▶ **PROBLEM STATEMENT**
Copy every record exactly, leaving the pictures out.

Stored entries
....

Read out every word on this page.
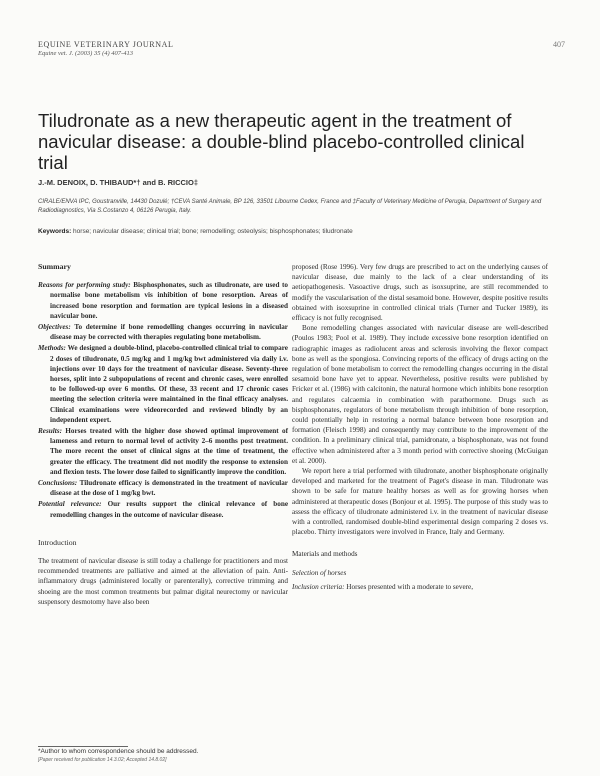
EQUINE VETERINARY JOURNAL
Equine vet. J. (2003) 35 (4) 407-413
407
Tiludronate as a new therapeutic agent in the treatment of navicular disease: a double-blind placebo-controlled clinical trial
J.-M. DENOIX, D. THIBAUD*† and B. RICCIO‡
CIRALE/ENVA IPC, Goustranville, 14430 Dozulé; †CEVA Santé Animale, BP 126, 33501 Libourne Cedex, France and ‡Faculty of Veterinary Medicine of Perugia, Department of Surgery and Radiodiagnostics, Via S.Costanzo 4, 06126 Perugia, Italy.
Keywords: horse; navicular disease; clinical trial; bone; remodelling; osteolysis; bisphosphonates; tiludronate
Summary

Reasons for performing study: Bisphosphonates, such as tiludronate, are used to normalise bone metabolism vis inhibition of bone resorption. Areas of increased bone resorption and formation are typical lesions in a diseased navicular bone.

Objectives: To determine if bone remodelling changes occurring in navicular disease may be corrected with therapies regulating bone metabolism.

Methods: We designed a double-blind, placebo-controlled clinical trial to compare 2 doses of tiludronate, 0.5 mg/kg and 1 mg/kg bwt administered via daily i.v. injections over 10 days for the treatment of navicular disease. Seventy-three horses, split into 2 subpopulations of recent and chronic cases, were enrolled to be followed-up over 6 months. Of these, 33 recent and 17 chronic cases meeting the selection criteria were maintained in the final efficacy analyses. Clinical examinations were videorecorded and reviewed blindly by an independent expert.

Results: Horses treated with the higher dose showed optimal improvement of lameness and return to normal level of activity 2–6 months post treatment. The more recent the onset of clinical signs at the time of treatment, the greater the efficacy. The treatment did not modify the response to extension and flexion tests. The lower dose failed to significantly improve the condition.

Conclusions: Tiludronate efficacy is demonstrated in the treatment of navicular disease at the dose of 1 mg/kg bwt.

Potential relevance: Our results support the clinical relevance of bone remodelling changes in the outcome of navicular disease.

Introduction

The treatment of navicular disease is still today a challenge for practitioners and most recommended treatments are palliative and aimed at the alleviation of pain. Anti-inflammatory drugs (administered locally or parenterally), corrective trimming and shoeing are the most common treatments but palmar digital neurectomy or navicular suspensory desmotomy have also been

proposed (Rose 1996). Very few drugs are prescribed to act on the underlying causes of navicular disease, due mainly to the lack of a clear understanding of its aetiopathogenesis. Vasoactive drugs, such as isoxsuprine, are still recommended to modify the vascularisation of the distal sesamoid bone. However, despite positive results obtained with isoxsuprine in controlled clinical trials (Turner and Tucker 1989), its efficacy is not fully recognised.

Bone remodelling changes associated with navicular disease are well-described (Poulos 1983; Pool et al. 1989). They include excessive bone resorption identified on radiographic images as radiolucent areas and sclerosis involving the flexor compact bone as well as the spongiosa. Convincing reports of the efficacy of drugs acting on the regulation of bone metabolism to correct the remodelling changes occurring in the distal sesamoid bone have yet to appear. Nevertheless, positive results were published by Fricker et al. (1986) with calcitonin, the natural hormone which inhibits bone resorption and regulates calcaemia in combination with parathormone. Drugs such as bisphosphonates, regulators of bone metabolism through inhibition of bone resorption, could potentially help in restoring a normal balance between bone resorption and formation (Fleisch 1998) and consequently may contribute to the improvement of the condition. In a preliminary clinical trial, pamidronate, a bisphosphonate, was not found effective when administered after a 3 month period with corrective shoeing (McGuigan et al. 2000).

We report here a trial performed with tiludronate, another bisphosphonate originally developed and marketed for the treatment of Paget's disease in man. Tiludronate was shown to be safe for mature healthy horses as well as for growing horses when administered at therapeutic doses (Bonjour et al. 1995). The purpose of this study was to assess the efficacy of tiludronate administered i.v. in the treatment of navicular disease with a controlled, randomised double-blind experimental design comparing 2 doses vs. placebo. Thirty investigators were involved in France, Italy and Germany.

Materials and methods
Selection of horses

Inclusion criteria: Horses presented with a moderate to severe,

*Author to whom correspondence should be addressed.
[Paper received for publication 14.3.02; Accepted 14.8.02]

....

▶ **SOLUTION TO THIS TASK**
Read out every word on this page.
EQUINE VETERINARY JOURNAL
Equine vet. J. (2003) 35 (4) 407-413
407
Tiludronate as a new therapeutic agent in the treatment of navicular disease: a double-blind placebo-controlled clinical trial
J.-M. DENOIX, D. THIBAUD*† and B. RICCIO‡
CIRALE/ENVA IPC, Goustranville, 14430 Dozulé; †CEVA Santé Animale, BP 126, 33501 Libourne Cedex, France and ‡Faculty of Veterinary Medicine of Perugia, Department of Surgery and Radiodiagnostics, Via S.Costanzo 4, 06126 Perugia, Italy.
Keywords: horse; navicular disease; clinical trial; bone; remodelling; osteolysis; bisphosphonates; tiludronate
Summary

Reasons for performing study: Bisphosphonates, such as tiludronate, are used to normalise bone metabolism vis inhibition of bone resorption. Areas of increased bone resorption and formation are typical lesions in a diseased navicular bone.

Objectives: To determine if bone remodelling changes occurring in navicular disease may be corrected with therapies regulating bone metabolism.

Methods: We designed a double-blind, placebo-controlled clinical trial to compare 2 doses of tiludronate, 0.5 mg/kg and 1 mg/kg bwt administered via daily i.v. injections over 10 days for the treatment of navicular disease. Seventy-three horses, split into 2 subpopulations of recent and chronic cases, were enrolled to be followed-up over 6 months. Of these, 33 recent and 17 chronic cases meeting the selection criteria were maintained in the final efficacy analyses. Clinical examinations were videorecorded and reviewed blindly by an independent expert.

Results: Horses treated with the higher dose showed optimal improvement of lameness and return to normal level of activity 2–6 months post treatment. The more recent the onset of clinical signs at the time of treatment, the greater the efficacy. The treatment did not modify the response to extension and flexion tests. The lower dose failed to significantly improve the condition.

Conclusions: Tiludronate efficacy is demonstrated in the treatment of navicular disease at the dose of 1 mg/kg bwt.

Potential relevance: Our results support the clinical relevance of bone remodelling changes in the outcome of navicular disease.

Introduction

The treatment of navicular disease is still today a challenge for practitioners and most recommended treatments are palliative and aimed at the alleviation of pain. Anti-inflammatory drugs (administered locally or parenterally), corrective trimming and shoeing are the most common treatments but palmar digital neurectomy or navicular suspensory desmotomy have also been

proposed (Rose 1996). Very few drugs are prescribed to act on the underlying causes of navicular disease, due mainly to the lack of a clear understanding of its aetiopathogenesis. Vasoactive drugs, such as isoxsuprine, are still recommended to modify the vascularisation of the distal sesamoid bone. However, despite positive results obtained with isoxsuprine in controlled clinical trials (Turner and Tucker 1989), its efficacy is not fully recognised.

Bone remodelling changes associated with navicular disease are well-described (Poulos 1983; Pool et al. 1989). They include excessive bone resorption identified on radiographic images as radiolucent areas and sclerosis involving the flexor compact bone as well as the spongiosa. Convincing reports of the efficacy of drugs acting on the regulation of bone metabolism to correct the remodelling changes occurring in the distal sesamoid bone have yet to appear. Nevertheless, positive results were published by Fricker et al. (1986) with calcitonin, the natural hormone which inhibits bone resorption and regulates calcaemia in combination with parathormone. Drugs such as bisphosphonates, regulators of bone metabolism through inhibition of bone resorption, could potentially help in restoring a normal balance between bone resorption and formation (Fleisch 1998) and consequently may contribute to the improvement of the condition. In a preliminary clinical trial, pamidronate, a bisphosphonate, was not found effective when administered after a 3 month period with corrective shoeing (McGuigan et al. 2000).

We report here a trial performed with tiludronate, another bisphosphonate originally developed and marketed for the treatment of Paget's disease in man. Tiludronate was shown to be safe for mature healthy horses as well as for growing horses when administered at therapeutic doses (Bonjour et al. 1995). The purpose of this study was to assess the efficacy of tiludronate administered i.v. in the treatment of navicular disease with a controlled, randomised double-blind experimental design comparing 2 doses vs. placebo. Thirty investigators were involved in France, Italy and Germany.

Materials and methods
Selection of horses

Inclusion criteria: Horses presented with a moderate to severe,

*Author to whom correspondence should be addressed.
[Paper received for publication 14.3.02; Accepted 14.8.02]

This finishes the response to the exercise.